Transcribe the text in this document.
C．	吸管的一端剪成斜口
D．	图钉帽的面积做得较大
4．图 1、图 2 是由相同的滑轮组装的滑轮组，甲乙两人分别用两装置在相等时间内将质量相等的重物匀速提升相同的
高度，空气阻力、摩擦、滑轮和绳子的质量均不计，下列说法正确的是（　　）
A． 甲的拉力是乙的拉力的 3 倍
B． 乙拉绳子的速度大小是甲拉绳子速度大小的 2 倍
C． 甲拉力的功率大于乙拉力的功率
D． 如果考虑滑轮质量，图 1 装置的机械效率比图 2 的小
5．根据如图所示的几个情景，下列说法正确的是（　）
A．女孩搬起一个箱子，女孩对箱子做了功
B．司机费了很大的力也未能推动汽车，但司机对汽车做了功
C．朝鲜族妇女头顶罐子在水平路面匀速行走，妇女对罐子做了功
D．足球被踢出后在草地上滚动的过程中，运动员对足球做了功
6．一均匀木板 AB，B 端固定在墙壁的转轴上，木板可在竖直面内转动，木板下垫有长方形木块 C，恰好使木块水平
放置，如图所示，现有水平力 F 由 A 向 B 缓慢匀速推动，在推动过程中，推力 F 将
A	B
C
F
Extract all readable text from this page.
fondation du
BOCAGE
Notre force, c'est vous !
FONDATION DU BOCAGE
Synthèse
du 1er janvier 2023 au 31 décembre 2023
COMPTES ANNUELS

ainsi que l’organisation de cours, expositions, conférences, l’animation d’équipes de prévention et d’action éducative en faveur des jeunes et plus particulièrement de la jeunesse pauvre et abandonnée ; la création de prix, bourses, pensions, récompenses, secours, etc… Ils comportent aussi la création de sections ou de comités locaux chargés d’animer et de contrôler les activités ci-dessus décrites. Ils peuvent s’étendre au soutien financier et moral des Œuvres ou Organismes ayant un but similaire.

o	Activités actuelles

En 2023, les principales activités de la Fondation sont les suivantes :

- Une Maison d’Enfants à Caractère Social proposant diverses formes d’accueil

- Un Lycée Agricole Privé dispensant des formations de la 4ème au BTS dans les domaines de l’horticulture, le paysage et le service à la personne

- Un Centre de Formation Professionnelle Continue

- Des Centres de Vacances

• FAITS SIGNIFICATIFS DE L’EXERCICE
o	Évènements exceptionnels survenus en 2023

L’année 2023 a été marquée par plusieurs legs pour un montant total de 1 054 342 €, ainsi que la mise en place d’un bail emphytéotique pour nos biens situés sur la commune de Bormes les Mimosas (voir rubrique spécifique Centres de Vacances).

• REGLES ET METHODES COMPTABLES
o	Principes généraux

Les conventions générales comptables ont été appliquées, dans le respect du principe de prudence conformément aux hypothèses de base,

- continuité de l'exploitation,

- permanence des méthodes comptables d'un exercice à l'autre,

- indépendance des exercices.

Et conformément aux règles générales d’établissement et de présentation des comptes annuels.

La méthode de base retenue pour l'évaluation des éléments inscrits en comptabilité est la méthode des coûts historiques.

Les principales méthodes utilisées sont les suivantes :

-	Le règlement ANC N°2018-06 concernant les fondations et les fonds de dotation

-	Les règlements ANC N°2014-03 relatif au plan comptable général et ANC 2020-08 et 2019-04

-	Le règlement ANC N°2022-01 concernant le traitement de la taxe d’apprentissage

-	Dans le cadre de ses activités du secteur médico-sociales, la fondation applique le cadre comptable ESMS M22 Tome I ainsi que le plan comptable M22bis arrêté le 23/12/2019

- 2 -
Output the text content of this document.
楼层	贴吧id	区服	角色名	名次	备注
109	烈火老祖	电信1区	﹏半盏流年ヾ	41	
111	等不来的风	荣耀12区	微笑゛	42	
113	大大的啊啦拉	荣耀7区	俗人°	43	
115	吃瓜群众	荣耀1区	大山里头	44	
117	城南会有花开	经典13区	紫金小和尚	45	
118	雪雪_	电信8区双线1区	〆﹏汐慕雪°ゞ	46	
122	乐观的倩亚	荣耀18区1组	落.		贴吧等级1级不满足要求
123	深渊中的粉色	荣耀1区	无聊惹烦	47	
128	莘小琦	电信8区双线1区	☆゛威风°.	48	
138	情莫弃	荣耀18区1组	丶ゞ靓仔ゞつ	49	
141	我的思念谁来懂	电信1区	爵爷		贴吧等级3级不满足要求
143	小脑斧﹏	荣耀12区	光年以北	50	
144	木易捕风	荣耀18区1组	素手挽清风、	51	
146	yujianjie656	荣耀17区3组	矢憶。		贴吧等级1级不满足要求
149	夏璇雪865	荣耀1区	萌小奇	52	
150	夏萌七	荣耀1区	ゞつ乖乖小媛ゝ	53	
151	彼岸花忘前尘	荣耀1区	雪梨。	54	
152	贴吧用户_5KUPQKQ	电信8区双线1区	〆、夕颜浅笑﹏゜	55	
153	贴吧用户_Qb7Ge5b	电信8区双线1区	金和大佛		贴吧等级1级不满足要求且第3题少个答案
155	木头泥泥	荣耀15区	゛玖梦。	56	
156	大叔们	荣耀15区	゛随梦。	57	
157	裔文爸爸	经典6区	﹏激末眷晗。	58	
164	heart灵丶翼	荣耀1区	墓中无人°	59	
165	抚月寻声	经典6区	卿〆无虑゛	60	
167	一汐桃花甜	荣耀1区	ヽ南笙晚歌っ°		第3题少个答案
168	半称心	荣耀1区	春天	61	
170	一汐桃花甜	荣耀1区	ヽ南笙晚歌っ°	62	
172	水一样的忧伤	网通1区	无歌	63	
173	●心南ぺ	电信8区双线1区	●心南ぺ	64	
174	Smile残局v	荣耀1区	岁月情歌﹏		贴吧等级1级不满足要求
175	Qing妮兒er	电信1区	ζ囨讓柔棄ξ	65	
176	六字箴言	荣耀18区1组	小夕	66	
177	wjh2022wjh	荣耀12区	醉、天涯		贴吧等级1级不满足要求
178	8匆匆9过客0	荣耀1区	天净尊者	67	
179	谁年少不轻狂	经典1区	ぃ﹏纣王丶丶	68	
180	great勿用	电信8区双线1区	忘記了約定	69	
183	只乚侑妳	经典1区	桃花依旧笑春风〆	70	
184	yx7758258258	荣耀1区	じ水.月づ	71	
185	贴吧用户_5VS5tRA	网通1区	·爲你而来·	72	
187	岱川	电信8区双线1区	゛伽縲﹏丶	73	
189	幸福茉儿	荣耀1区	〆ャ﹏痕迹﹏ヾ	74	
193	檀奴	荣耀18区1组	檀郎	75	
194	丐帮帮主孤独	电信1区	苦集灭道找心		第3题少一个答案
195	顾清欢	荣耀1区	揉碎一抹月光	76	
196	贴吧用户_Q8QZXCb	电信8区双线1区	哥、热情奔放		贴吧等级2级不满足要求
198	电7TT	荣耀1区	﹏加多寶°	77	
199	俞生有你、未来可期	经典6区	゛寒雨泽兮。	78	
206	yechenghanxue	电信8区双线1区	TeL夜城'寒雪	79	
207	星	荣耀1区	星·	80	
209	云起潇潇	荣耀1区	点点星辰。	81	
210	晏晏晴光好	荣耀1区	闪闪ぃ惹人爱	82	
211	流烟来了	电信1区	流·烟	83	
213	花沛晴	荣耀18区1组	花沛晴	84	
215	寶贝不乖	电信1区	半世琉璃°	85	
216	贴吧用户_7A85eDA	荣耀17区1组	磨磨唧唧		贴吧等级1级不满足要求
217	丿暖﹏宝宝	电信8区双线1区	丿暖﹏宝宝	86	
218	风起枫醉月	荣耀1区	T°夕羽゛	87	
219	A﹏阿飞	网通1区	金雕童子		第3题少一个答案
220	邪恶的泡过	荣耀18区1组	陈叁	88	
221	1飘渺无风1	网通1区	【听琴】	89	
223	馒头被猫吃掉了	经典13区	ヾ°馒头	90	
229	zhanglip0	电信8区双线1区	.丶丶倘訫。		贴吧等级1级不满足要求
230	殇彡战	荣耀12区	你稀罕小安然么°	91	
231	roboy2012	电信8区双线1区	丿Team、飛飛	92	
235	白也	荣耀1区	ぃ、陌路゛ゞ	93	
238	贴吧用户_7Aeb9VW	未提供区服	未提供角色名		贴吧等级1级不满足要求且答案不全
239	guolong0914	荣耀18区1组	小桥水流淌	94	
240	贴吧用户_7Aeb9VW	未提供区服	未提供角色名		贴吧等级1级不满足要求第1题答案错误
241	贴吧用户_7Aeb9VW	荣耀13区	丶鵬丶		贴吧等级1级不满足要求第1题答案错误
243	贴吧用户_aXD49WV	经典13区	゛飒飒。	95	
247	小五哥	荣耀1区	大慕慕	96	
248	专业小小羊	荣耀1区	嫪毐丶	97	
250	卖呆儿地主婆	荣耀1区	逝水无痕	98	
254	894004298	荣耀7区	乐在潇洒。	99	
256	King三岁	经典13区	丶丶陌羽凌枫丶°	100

■ ■ ■ ■

- EXERCISE AIM
Extract all lines from the data in which "未提供角色名" is found.

- OUTPUT FOR THIS EXERCISE
238	贴吧用户_7Aeb9VW	未提供区服	未提供角色名		贴吧等级1级不满足要求且答案不全
240	贴吧用户_7Aeb9VW	未提供区服	未提供角色名		贴吧等级1级不满足要求第1题答案错误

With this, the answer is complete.